+++ RECORDS TO PROCESS
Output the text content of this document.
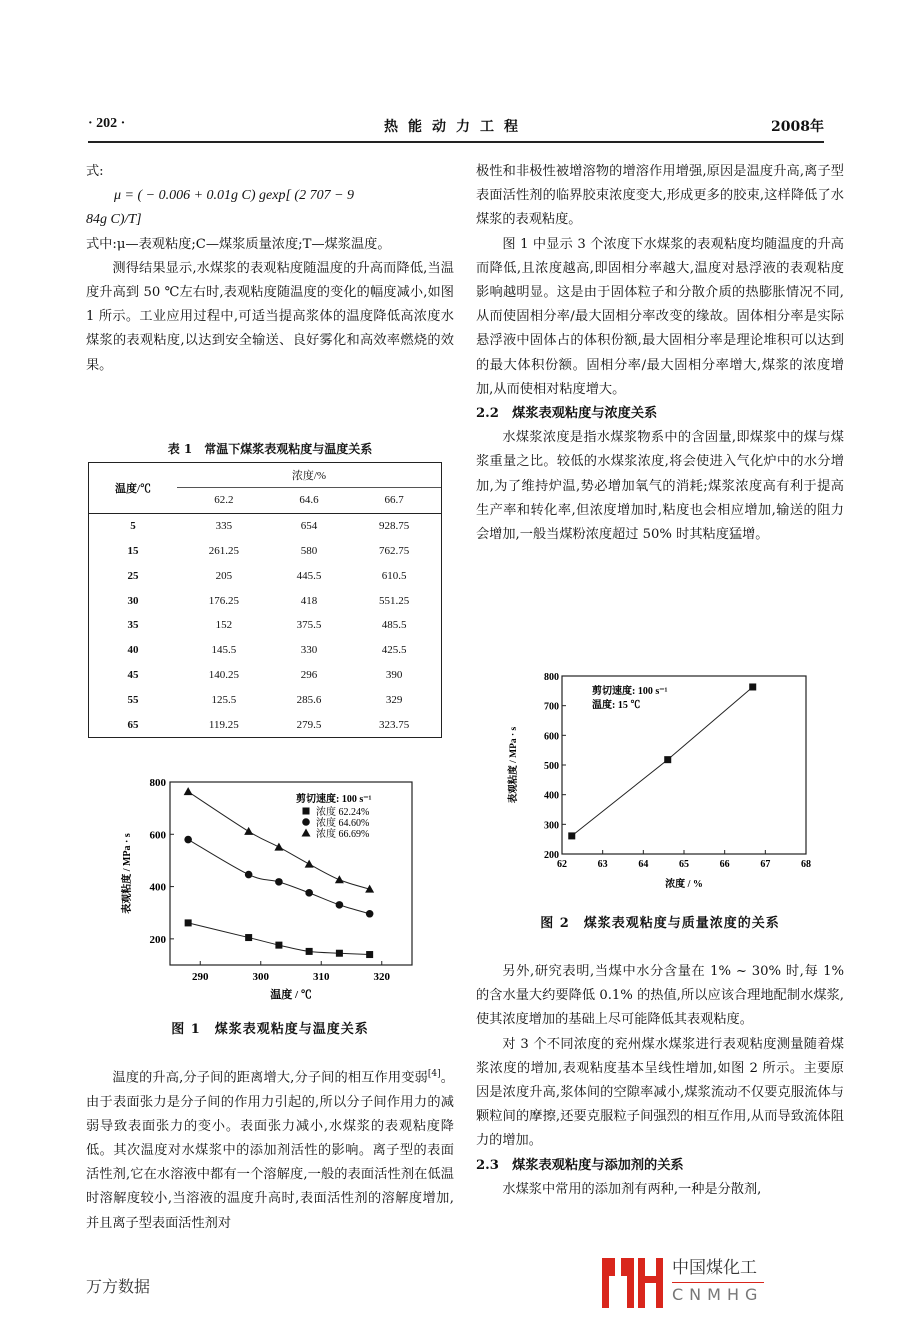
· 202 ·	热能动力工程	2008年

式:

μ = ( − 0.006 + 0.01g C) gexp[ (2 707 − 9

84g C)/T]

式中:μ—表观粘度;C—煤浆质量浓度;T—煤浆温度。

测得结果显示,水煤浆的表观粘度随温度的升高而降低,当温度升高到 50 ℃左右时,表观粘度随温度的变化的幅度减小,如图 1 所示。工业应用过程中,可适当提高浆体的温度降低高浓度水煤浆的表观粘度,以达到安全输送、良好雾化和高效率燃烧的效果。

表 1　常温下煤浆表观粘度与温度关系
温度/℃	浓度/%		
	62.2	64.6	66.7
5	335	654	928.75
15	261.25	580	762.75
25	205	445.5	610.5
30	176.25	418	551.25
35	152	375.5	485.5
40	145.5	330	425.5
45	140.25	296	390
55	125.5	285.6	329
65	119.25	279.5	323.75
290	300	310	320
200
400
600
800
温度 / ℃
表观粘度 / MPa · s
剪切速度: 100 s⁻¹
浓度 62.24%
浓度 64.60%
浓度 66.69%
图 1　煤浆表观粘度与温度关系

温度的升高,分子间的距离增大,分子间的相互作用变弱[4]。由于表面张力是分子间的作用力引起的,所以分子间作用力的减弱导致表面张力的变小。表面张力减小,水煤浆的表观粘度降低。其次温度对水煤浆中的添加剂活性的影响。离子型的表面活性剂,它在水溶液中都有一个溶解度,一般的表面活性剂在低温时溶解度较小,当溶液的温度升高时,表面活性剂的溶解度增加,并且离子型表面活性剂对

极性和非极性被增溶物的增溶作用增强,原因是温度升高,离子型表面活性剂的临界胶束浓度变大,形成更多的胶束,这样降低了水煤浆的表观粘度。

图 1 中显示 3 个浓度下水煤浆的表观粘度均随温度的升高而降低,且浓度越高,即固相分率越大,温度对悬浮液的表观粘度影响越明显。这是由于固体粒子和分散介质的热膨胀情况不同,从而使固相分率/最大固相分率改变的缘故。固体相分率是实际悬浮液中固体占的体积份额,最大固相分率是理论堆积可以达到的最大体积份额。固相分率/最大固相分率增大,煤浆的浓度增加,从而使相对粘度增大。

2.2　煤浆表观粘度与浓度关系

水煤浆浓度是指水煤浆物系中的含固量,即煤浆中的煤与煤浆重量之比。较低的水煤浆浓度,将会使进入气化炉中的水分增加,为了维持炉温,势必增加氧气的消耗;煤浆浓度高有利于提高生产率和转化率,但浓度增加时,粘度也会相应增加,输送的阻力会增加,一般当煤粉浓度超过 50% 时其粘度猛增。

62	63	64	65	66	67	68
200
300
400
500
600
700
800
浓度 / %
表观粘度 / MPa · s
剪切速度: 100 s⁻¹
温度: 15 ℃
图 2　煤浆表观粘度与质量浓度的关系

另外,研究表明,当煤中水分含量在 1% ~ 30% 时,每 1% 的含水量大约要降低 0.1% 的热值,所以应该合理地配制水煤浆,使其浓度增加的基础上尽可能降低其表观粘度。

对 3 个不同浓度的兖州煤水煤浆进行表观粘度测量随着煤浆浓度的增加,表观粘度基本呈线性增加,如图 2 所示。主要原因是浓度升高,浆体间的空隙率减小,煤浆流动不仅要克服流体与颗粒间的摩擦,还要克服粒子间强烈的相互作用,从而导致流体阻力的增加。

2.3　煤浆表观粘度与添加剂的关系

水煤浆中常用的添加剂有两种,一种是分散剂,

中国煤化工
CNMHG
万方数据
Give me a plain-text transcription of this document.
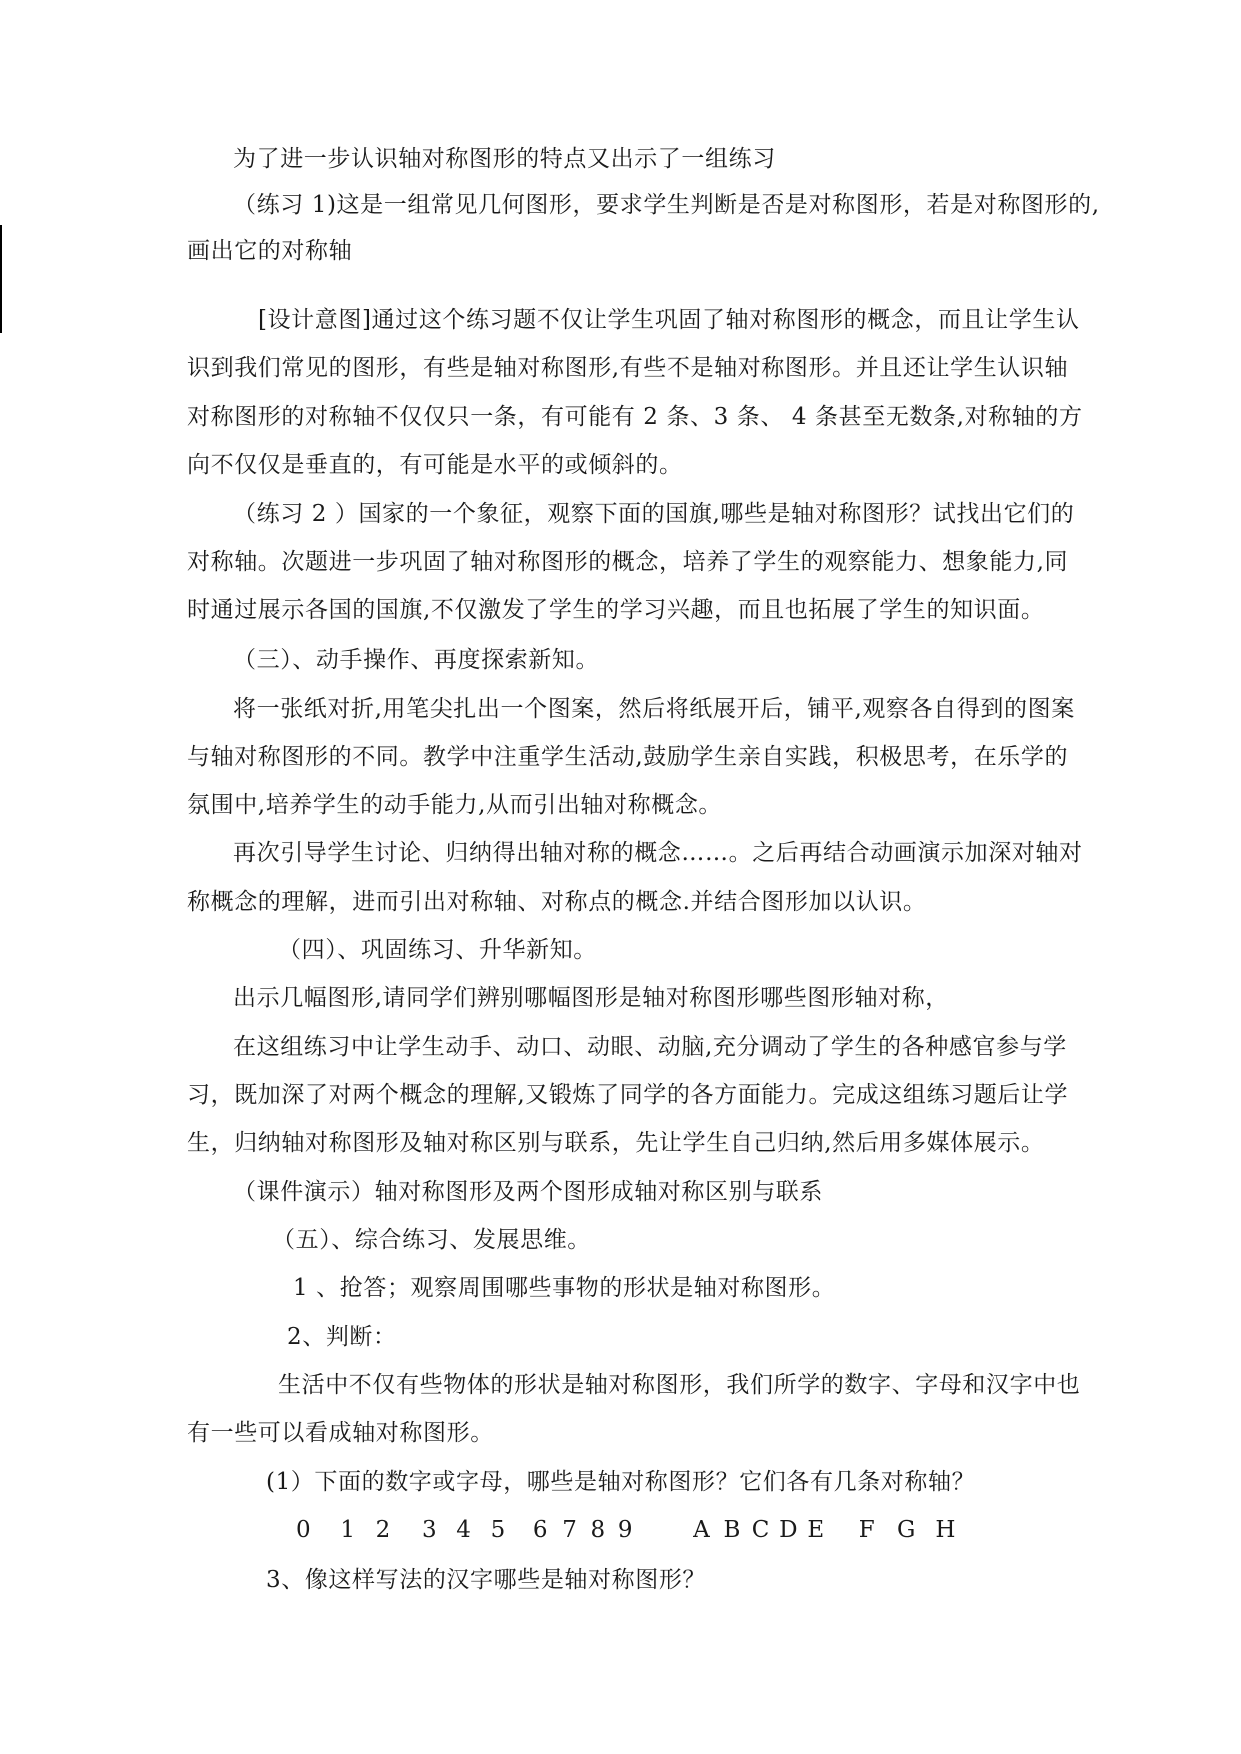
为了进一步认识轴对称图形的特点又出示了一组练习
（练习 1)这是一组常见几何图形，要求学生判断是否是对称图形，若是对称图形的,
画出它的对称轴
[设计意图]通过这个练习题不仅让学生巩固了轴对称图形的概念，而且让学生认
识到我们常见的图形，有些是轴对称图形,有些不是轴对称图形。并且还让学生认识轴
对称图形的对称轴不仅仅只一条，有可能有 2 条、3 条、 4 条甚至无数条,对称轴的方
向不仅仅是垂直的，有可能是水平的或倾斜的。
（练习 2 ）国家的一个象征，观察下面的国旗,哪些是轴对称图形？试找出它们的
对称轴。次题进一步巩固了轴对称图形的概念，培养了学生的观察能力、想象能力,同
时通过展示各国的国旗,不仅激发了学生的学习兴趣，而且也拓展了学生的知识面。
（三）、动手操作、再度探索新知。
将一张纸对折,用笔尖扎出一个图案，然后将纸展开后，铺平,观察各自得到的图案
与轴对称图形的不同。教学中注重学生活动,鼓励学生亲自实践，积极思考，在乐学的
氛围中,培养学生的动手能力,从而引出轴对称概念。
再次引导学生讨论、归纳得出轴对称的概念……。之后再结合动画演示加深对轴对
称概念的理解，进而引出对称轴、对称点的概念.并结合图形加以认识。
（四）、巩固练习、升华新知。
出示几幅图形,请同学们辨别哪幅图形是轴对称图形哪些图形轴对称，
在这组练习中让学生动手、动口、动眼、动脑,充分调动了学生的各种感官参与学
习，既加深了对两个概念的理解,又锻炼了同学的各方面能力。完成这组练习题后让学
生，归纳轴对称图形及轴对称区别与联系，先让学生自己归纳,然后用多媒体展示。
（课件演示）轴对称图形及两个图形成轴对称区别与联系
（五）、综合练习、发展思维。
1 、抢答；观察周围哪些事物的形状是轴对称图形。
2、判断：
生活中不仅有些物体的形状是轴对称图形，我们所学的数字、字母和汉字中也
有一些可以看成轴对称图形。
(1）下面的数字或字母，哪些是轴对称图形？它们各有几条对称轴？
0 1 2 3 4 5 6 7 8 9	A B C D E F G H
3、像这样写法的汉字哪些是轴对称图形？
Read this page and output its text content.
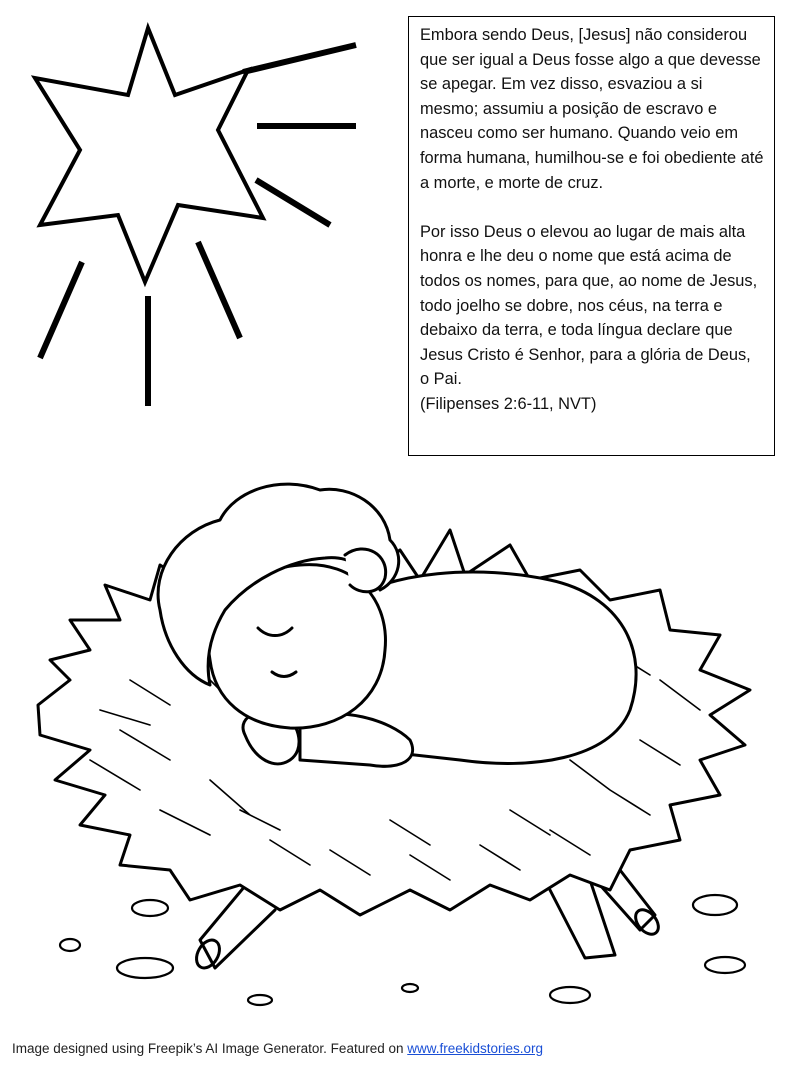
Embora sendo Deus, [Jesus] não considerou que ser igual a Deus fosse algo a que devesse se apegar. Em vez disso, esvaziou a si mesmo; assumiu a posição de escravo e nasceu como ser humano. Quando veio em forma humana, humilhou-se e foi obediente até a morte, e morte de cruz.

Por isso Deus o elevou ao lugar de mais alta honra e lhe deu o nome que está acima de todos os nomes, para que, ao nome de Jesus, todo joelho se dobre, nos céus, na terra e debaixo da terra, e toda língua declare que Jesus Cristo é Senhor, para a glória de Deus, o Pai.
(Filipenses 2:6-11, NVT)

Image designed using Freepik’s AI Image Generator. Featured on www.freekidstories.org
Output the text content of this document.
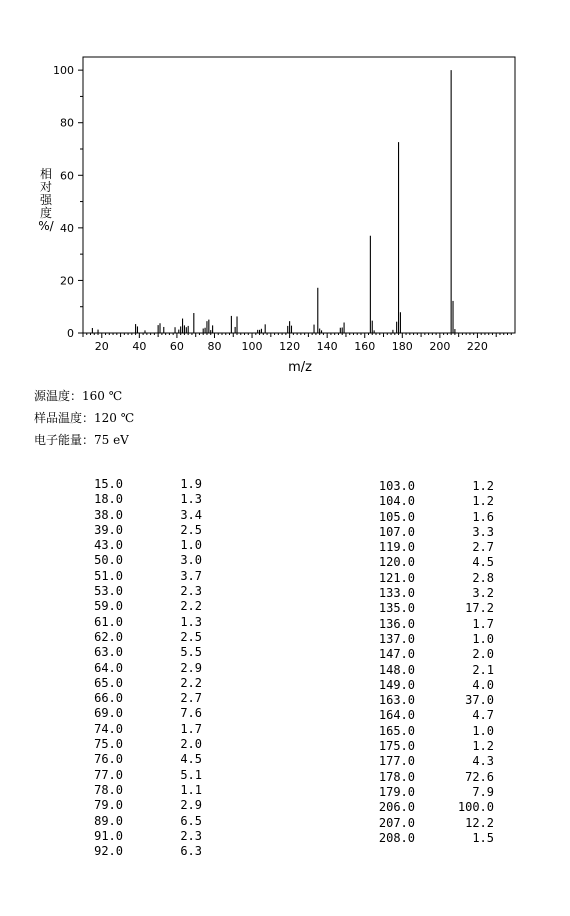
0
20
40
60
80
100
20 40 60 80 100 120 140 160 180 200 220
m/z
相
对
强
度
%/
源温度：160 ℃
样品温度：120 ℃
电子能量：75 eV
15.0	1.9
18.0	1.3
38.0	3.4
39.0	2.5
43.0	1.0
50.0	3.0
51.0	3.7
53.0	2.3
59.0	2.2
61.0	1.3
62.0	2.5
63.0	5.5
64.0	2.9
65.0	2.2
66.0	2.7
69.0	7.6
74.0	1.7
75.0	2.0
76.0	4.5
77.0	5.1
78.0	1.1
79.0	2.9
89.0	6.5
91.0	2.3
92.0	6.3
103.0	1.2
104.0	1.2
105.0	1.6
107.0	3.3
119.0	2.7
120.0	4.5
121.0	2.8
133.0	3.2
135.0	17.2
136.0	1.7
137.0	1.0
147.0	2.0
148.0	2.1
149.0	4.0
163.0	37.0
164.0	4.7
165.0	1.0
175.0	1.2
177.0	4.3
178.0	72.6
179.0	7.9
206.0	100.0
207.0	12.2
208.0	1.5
++++++
### WHAT YOU WILL DO
Exclude the pictures and repeat every other part of the records word for word.

### ANSWER TO THIS TASK
Output the text content of this document.
· 202 ·	热能动力工程	2008年

式:

μ = ( − 0.006 + 0.01g C) gexp[ (2 707 − 9

84g C)/T]

式中:μ—表观粘度;C—煤浆质量浓度;T—煤浆温度。

测得结果显示,水煤浆的表观粘度随温度的升高而降低,当温度升高到 50 ℃左右时,表观粘度随温度的变化的幅度减小,如图 1 所示。工业应用过程中,可适当提高浆体的温度降低高浓度水煤浆的表观粘度,以达到安全输送、良好雾化和高效率燃烧的效果。

表 1　常温下煤浆表观粘度与温度关系
温度/℃	浓度/%		
	62.2	64.6	66.7
5	335	654	928.75
15	261.25	580	762.75
25	205	445.5	610.5
30	176.25	418	551.25
35	152	375.5	485.5
40	145.5	330	425.5
45	140.25	296	390
55	125.5	285.6	329
65	119.25	279.5	323.75
290	300	310	320
200
400
600
800
温度 / ℃
表观粘度 / MPa · s
剪切速度: 100 s⁻¹
浓度 62.24%
浓度 64.60%
浓度 66.69%
图 1　煤浆表观粘度与温度关系

温度的升高,分子间的距离增大,分子间的相互作用变弱[4]。由于表面张力是分子间的作用力引起的,所以分子间作用力的减弱导致表面张力的变小。表面张力减小,水煤浆的表观粘度降低。其次温度对水煤浆中的添加剂活性的影响。离子型的表面活性剂,它在水溶液中都有一个溶解度,一般的表面活性剂在低温时溶解度较小,当溶液的温度升高时,表面活性剂的溶解度增加,并且离子型表面活性剂对

极性和非极性被增溶物的增溶作用增强,原因是温度升高,离子型表面活性剂的临界胶束浓度变大,形成更多的胶束,这样降低了水煤浆的表观粘度。

图 1 中显示 3 个浓度下水煤浆的表观粘度均随温度的升高而降低,且浓度越高,即固相分率越大,温度对悬浮液的表观粘度影响越明显。这是由于固体粒子和分散介质的热膨胀情况不同,从而使固相分率/最大固相分率改变的缘故。固体相分率是实际悬浮液中固体占的体积份额,最大固相分率是理论堆积可以达到的最大体积份额。固相分率/最大固相分率增大,煤浆的浓度增加,从而使相对粘度增大。

2.2　煤浆表观粘度与浓度关系

水煤浆浓度是指水煤浆物系中的含固量,即煤浆中的煤与煤浆重量之比。较低的水煤浆浓度,将会使进入气化炉中的水分增加,为了维持炉温,势必增加氧气的消耗;煤浆浓度高有利于提高生产率和转化率,但浓度增加时,粘度也会相应增加,输送的阻力会增加,一般当煤粉浓度超过 50% 时其粘度猛增。

62	63	64	65	66	67	68
200
300
400
500
600
700
800
浓度 / %
表观粘度 / MPa · s
剪切速度: 100 s⁻¹
温度: 15 ℃
图 2　煤浆表观粘度与质量浓度的关系

另外,研究表明,当煤中水分含量在 1% ~ 30% 时,每 1% 的含水量大约要降低 0.1% 的热值,所以应该合理地配制水煤浆,使其浓度增加的基础上尽可能降低其表观粘度。

对 3 个不同浓度的兖州煤水煤浆进行表观粘度测量随着煤浆浓度的增加,表观粘度基本呈线性增加,如图 2 所示。主要原因是浓度升高,浆体间的空隙率减小,煤浆流动不仅要克服流体与颗粒间的摩擦,还要克服粒子间强烈的相互作用,从而导致流体阻力的增加。

2.3　煤浆表观粘度与添加剂的关系

水煤浆中常用的添加剂有两种,一种是分散剂,

中国煤化工
CNMHG
万方数据
Give me a plain-text transcription of this document.
为了进一步认识轴对称图形的特点又出示了一组练习
（练习 1)这是一组常见几何图形，要求学生判断是否是对称图形，若是对称图形的,
画出它的对称轴
[设计意图]通过这个练习题不仅让学生巩固了轴对称图形的概念，而且让学生认
识到我们常见的图形，有些是轴对称图形,有些不是轴对称图形。并且还让学生认识轴
对称图形的对称轴不仅仅只一条，有可能有 2 条、3 条、 4 条甚至无数条,对称轴的方
向不仅仅是垂直的，有可能是水平的或倾斜的。
（练习 2 ）国家的一个象征，观察下面的国旗,哪些是轴对称图形？试找出它们的
对称轴。次题进一步巩固了轴对称图形的概念，培养了学生的观察能力、想象能力,同
时通过展示各国的国旗,不仅激发了学生的学习兴趣，而且也拓展了学生的知识面。
（三）、动手操作、再度探索新知。
将一张纸对折,用笔尖扎出一个图案，然后将纸展开后，铺平,观察各自得到的图案
与轴对称图形的不同。教学中注重学生活动,鼓励学生亲自实践，积极思考，在乐学的
氛围中,培养学生的动手能力,从而引出轴对称概念。
再次引导学生讨论、归纳得出轴对称的概念……。之后再结合动画演示加深对轴对
称概念的理解，进而引出对称轴、对称点的概念.并结合图形加以认识。
（四）、巩固练习、升华新知。
出示几幅图形,请同学们辨别哪幅图形是轴对称图形哪些图形轴对称，
在这组练习中让学生动手、动口、动眼、动脑,充分调动了学生的各种感官参与学
习，既加深了对两个概念的理解,又锻炼了同学的各方面能力。完成这组练习题后让学
生，归纳轴对称图形及轴对称区别与联系，先让学生自己归纳,然后用多媒体展示。
（课件演示）轴对称图形及两个图形成轴对称区别与联系
（五）、综合练习、发展思维。
1 、抢答；观察周围哪些事物的形状是轴对称图形。
2、判断：
生活中不仅有些物体的形状是轴对称图形，我们所学的数字、字母和汉字中也
有一些可以看成轴对称图形。
(1）下面的数字或字母，哪些是轴对称图形？它们各有几条对称轴？
0 1 2 3 4 5 6 7 8 9	A B C D E F G H
3、像这样写法的汉字哪些是轴对称图形？
Read this page and output its text content.
Embora sendo Deus, [Jesus] não considerou que ser igual a Deus fosse algo a que devesse se apegar. Em vez disso, esvaziou a si mesmo; assumiu a posição de escravo e nasceu como ser humano. Quando veio em forma humana, humilhou-se e foi obediente até a morte, e morte de cruz.

Por isso Deus o elevou ao lugar de mais alta honra e lhe deu o nome que está acima de todos os nomes, para que, ao nome de Jesus, todo joelho se dobre, nos céus, na terra e debaixo da terra, e toda língua declare que Jesus Cristo é Senhor, para a glória de Deus, o Pai.
(Filipenses 2:6-11, NVT)

Image designed using Freepik’s AI Image Generator. Featured on www.freekidstories.org
Output the text content of this document.
0
20
40
60
80
100
20 40 60 80 100 120 140 160 180 200 220
m/z
相
对
强
度
%/
源温度：160 ℃
样品温度：120 ℃
电子能量：75 eV
15.0	1.9
18.0	1.3
38.0	3.4
39.0	2.5
43.0	1.0
50.0	3.0
51.0	3.7
53.0	2.3
59.0	2.2
61.0	1.3
62.0	2.5
63.0	5.5
64.0	2.9
65.0	2.2
66.0	2.7
69.0	7.6
74.0	1.7
75.0	2.0
76.0	4.5
77.0	5.1
78.0	1.1
79.0	2.9
89.0	6.5
91.0	2.3
92.0	6.3
103.0	1.2
104.0	1.2
105.0	1.6
107.0	3.3
119.0	2.7
120.0	4.5
121.0	2.8
133.0	3.2
135.0	17.2
136.0	1.7
137.0	1.0
147.0	2.0
148.0	2.1
149.0	4.0
163.0	37.0
164.0	4.7
165.0	1.0
175.0	1.2
177.0	4.3
178.0	72.6
179.0	7.9
206.0	100.0
207.0	12.2
208.0	1.5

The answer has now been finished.